Data extracted from a collection:
***

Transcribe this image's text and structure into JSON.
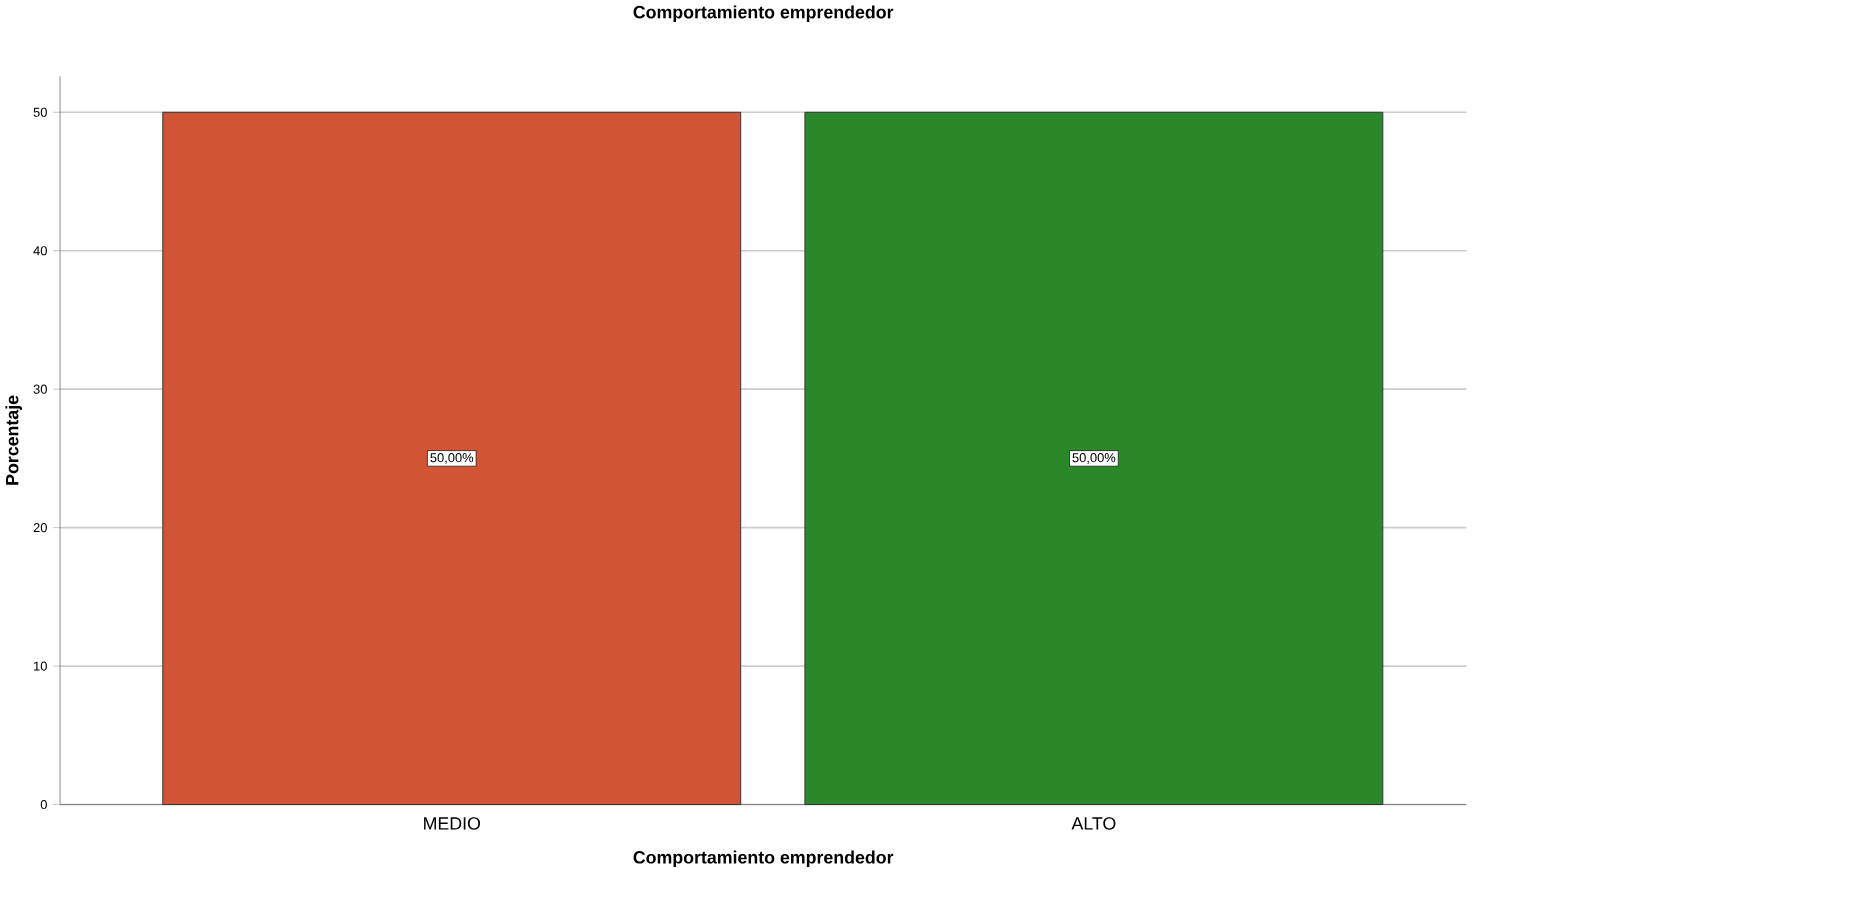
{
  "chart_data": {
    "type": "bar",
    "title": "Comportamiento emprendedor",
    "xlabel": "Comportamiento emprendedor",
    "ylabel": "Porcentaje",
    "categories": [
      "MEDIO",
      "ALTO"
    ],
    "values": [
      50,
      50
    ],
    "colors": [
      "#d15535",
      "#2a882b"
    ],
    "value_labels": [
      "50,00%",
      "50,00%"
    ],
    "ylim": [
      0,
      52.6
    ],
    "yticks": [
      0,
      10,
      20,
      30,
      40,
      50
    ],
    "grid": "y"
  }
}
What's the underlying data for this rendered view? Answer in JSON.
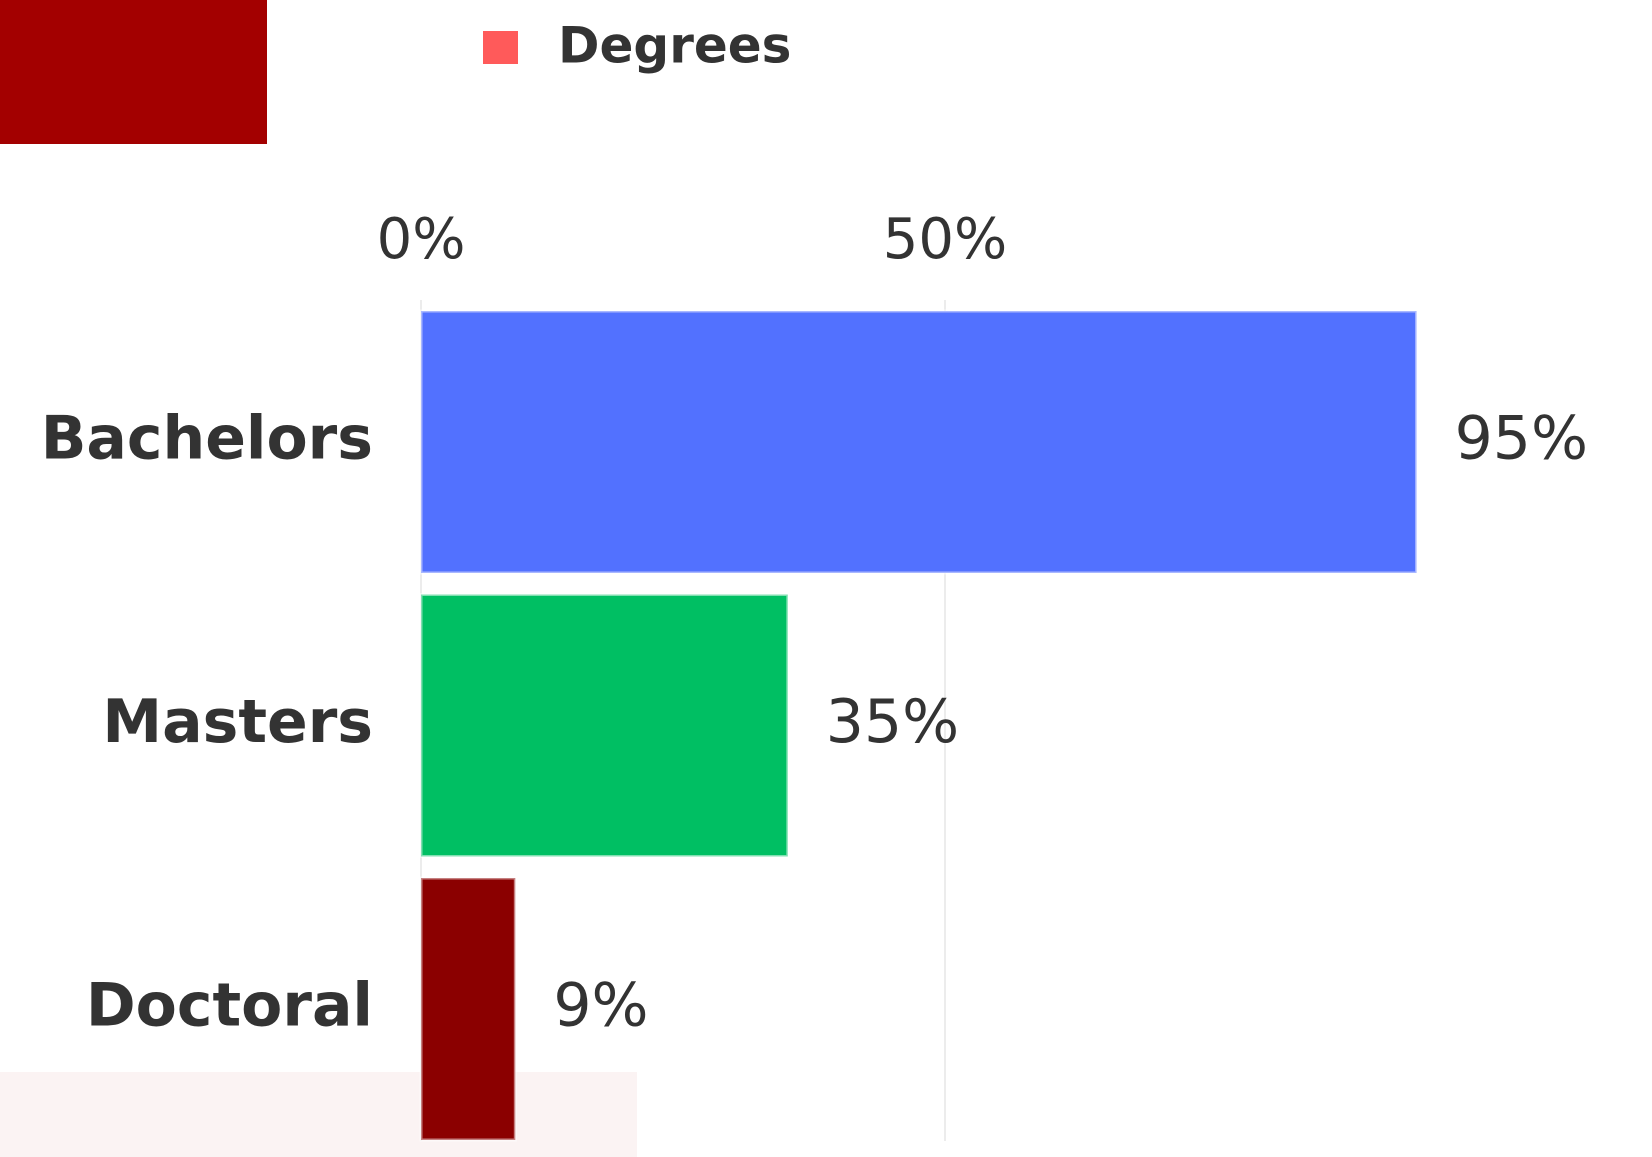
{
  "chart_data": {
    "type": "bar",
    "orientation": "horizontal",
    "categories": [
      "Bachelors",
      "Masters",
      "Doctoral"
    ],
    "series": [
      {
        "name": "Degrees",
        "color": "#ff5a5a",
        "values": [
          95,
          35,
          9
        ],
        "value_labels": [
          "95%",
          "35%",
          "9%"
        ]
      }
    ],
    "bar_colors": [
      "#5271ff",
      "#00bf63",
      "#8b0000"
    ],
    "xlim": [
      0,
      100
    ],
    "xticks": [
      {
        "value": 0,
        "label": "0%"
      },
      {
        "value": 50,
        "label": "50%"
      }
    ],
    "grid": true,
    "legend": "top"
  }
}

***

Extract the full listing exactly, with the pictures left out.

> [Written response]
Transcribe this image's text and structure into JSON.
{
  "chart_data": {
    "type": "bar",
    "title": "Comportamiento emprendedor",
    "xlabel": "Comportamiento emprendedor",
    "ylabel": "Porcentaje",
    "categories": [
      "MEDIO",
      "ALTO"
    ],
    "values": [
      50,
      50
    ],
    "colors": [
      "#d15535",
      "#2a882b"
    ],
    "value_labels": [
      "50,00%",
      "50,00%"
    ],
    "ylim": [
      0,
      52.6
    ],
    "yticks": [
      0,
      10,
      20,
      30,
      40,
      50
    ],
    "grid": "y"
  }
}
What's the underlying data for this rendered view? Answer in JSON.
{
  "chart_data": {
    "type": "bar",
    "orientation": "horizontal",
    "categories": [
      "Bachelors",
      "Masters",
      "Doctoral"
    ],
    "series": [
      {
        "name": "Degrees",
        "color": "#ff5a5a",
        "values": [
          95,
          35,
          9
        ],
        "value_labels": [
          "95%",
          "35%",
          "9%"
        ]
      }
    ],
    "bar_colors": [
      "#5271ff",
      "#00bf63",
      "#8b0000"
    ],
    "xlim": [
      0,
      100
    ],
    "xticks": [
      {
        "value": 0,
        "label": "0%"
      },
      {
        "value": 50,
        "label": "50%"
      }
    ],
    "grid": true,
    "legend": "top"
  }
}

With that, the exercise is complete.